### DESCRIPTION OF THE TASK
The lines to extract start at the one containing "What text is on this page?" and end with the last line; give them exactly and nothing more.

===============

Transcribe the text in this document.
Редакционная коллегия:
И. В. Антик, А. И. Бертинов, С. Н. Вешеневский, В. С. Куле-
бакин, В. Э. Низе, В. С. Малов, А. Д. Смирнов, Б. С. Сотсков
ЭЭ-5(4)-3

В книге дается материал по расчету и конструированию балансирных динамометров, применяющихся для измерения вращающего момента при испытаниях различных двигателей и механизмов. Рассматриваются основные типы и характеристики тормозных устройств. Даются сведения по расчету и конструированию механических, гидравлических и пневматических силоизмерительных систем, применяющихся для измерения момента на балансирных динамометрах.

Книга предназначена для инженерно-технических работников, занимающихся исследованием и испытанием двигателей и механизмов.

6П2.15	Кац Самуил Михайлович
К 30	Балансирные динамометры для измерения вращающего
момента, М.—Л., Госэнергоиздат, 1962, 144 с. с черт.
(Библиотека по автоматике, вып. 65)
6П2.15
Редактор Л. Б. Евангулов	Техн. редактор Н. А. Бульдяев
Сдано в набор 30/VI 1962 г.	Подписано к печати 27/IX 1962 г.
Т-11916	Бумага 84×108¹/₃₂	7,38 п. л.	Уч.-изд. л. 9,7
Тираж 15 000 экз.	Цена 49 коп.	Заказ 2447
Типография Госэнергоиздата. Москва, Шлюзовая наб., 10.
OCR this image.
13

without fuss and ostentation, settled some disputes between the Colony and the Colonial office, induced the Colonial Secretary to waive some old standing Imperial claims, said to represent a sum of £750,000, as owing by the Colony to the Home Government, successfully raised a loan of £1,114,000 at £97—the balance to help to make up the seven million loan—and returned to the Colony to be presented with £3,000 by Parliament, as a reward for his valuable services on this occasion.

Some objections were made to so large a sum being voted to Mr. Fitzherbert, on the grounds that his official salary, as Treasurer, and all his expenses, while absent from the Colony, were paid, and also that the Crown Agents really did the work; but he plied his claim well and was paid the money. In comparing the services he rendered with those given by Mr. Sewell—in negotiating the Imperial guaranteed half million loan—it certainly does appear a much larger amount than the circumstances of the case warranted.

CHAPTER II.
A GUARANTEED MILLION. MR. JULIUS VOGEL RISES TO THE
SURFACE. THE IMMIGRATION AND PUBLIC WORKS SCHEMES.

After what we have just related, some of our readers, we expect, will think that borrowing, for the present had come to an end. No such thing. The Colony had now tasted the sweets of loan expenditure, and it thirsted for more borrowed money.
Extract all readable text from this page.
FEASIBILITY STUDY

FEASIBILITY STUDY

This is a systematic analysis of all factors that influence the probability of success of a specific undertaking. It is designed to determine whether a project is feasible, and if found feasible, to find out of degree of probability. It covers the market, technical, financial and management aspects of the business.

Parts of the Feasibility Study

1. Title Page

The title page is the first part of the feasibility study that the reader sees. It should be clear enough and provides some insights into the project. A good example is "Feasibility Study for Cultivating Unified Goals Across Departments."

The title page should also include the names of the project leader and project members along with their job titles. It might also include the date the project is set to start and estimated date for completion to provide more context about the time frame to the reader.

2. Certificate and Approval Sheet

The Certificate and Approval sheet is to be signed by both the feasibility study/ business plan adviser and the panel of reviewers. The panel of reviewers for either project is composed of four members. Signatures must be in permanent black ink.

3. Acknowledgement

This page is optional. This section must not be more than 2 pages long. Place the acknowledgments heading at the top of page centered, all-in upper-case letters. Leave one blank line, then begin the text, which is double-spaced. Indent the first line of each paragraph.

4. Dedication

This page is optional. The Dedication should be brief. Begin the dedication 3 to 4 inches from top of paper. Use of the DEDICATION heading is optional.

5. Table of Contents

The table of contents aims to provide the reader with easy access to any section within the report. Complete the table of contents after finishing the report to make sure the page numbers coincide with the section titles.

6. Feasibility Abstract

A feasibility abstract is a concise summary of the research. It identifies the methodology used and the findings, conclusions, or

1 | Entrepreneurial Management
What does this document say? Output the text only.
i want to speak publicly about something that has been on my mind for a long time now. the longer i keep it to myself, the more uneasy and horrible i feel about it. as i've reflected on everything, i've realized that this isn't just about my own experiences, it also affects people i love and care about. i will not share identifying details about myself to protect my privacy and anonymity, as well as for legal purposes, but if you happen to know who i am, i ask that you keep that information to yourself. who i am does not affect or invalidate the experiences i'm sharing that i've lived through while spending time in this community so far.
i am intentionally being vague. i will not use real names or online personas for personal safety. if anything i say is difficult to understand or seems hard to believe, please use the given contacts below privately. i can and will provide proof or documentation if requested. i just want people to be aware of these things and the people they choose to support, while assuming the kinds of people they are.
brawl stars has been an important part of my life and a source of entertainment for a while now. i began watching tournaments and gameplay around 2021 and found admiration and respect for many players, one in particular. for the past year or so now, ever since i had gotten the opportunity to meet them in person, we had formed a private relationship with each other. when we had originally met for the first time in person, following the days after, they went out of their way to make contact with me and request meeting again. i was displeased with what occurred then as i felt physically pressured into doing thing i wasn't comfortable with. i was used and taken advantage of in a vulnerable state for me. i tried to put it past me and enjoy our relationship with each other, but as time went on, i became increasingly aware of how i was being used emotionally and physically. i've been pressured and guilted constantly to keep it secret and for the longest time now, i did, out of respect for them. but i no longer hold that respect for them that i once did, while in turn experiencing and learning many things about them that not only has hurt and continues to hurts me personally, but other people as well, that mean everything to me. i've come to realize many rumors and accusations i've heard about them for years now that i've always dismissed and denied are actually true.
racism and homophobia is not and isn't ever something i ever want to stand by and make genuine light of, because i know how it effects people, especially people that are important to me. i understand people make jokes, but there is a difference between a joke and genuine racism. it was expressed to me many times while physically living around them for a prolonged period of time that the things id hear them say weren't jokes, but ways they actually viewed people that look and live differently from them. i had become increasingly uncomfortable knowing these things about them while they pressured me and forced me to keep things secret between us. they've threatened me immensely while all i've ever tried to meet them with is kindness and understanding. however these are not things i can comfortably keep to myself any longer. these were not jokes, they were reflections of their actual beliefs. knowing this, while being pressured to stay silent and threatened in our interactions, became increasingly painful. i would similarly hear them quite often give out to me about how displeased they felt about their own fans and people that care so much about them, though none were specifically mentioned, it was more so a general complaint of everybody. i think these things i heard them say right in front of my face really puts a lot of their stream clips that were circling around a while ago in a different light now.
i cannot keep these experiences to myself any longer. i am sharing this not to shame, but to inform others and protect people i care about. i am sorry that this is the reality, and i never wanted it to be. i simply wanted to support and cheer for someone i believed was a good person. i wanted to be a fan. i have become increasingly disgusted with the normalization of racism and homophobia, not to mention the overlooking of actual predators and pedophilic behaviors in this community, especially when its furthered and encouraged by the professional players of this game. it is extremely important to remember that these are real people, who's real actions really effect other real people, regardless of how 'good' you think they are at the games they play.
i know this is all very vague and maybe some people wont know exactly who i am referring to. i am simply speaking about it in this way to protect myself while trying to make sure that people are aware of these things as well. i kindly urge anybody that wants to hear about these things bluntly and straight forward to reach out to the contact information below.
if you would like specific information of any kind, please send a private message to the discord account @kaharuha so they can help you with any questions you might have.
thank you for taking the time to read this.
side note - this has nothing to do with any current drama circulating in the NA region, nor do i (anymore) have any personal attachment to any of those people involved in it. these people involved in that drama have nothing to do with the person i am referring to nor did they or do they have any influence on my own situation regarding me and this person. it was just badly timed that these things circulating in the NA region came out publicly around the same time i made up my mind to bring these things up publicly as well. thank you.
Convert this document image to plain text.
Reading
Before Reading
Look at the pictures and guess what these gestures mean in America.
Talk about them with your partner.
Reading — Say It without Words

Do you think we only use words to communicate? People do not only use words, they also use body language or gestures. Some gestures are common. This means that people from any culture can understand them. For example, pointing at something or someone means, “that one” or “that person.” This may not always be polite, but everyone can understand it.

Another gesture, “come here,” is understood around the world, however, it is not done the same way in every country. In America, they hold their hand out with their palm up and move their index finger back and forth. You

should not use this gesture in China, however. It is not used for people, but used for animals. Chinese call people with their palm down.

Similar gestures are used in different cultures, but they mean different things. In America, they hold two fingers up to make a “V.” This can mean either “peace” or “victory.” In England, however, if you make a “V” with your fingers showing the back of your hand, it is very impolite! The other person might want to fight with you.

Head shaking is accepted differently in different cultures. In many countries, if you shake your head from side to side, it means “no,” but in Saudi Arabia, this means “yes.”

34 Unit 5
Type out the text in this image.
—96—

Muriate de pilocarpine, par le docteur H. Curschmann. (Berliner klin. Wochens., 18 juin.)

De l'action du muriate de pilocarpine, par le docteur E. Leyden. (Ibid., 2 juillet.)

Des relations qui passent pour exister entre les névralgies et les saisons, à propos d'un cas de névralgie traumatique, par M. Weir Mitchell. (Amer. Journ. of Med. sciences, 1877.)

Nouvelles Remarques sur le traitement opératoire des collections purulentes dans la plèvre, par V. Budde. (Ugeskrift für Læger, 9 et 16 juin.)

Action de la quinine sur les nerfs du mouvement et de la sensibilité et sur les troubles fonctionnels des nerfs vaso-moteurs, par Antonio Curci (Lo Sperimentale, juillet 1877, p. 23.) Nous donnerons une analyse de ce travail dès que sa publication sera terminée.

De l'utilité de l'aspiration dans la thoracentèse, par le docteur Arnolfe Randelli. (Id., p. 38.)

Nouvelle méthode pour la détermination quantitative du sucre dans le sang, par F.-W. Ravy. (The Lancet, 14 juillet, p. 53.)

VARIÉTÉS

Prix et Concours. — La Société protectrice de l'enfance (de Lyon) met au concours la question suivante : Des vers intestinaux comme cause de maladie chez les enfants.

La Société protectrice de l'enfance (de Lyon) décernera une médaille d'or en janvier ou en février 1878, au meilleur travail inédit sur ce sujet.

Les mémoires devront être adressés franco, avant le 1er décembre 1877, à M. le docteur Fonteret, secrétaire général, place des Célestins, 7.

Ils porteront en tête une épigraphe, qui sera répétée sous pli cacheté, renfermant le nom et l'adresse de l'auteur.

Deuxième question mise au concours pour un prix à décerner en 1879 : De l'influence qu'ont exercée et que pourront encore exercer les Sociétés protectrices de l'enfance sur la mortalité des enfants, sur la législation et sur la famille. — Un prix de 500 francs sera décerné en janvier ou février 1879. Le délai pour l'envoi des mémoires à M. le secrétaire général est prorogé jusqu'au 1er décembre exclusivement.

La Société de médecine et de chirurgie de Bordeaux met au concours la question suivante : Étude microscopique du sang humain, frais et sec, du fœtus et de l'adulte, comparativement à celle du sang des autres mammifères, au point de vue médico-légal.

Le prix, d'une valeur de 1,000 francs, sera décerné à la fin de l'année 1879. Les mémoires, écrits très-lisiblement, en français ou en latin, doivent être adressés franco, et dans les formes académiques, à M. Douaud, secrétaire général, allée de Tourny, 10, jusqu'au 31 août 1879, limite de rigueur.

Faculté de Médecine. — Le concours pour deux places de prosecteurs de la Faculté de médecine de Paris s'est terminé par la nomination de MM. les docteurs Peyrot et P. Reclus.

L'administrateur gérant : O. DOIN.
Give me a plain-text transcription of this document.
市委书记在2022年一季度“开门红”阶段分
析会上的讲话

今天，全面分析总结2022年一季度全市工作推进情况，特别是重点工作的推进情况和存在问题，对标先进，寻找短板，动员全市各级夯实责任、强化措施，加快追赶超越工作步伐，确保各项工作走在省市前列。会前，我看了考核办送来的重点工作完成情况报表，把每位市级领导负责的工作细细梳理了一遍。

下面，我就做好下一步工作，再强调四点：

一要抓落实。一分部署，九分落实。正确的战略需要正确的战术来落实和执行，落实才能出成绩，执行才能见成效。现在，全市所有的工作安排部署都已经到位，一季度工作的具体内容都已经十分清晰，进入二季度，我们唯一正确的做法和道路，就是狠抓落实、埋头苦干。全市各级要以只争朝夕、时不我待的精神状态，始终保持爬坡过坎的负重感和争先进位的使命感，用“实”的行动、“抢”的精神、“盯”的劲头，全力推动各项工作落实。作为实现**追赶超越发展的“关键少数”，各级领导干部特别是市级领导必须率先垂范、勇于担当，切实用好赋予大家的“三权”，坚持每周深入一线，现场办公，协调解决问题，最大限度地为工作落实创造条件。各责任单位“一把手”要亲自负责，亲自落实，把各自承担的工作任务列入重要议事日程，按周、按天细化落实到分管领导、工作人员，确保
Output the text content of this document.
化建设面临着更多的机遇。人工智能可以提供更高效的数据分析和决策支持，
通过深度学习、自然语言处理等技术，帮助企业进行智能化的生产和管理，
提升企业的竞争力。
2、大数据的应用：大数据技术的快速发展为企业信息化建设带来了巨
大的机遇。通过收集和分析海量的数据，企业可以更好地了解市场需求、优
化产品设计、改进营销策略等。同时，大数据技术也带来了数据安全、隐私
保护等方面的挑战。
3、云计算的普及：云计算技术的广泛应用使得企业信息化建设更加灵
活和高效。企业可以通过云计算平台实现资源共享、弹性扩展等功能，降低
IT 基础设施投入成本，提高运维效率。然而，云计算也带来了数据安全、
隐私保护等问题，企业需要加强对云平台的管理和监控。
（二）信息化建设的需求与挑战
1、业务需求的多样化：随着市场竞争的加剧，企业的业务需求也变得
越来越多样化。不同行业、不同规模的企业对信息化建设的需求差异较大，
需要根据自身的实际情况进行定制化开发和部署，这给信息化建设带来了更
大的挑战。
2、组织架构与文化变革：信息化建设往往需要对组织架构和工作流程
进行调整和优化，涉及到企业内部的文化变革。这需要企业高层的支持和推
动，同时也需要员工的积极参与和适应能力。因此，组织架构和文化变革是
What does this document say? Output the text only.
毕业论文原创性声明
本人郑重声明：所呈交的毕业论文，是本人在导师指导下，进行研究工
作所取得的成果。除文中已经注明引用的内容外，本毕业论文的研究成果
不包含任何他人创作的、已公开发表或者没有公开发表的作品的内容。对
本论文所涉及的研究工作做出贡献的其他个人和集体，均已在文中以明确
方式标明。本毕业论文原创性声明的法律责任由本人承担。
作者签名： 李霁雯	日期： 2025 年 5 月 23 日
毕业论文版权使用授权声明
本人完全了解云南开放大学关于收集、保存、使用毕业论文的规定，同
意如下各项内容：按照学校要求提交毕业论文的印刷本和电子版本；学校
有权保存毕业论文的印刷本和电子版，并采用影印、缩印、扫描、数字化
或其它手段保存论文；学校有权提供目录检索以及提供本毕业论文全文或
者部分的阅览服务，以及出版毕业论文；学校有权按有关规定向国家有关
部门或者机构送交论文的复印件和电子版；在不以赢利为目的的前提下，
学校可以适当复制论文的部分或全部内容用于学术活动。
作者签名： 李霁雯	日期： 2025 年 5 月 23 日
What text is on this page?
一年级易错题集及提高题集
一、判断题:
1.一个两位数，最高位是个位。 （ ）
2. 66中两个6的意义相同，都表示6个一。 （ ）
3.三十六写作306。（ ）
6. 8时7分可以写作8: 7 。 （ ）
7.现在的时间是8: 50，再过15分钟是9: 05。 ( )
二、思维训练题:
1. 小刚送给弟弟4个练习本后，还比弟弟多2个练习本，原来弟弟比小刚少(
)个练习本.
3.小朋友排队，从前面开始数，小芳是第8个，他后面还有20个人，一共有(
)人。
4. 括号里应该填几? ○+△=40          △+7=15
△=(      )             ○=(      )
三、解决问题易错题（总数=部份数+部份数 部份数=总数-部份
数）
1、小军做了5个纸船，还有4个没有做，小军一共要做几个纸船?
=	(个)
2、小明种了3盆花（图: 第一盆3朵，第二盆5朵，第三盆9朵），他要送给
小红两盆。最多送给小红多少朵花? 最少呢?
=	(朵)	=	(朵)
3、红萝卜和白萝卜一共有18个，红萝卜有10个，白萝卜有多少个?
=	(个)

===============

### EXERCISE RESULT
What text is on this page?
一年级易错题集及提高题集
一、判断题:
1.一个两位数，最高位是个位。 （ ）
2. 66中两个6的意义相同，都表示6个一。 （ ）
3.三十六写作306。（ ）
6. 8时7分可以写作8: 7 。 （ ）
7.现在的时间是8: 50，再过15分钟是9: 05。 ( )
二、思维训练题:
1. 小刚送给弟弟4个练习本后，还比弟弟多2个练习本，原来弟弟比小刚少(
)个练习本.
3.小朋友排队，从前面开始数，小芳是第8个，他后面还有20个人，一共有(
)人。
4. 括号里应该填几? ○+△=40          △+7=15
△=(      )             ○=(      )
三、解决问题易错题（总数=部份数+部份数 部份数=总数-部份
数）
1、小军做了5个纸船，还有4个没有做，小军一共要做几个纸船?
=	(个)
2、小明种了3盆花（图: 第一盆3朵，第二盆5朵，第三盆9朵），他要送给
小红两盆。最多送给小红多少朵花? 最少呢?
=	(朵)	=	(朵)
3、红萝卜和白萝卜一共有18个，红萝卜有10个，白萝卜有多少个?
=	(个)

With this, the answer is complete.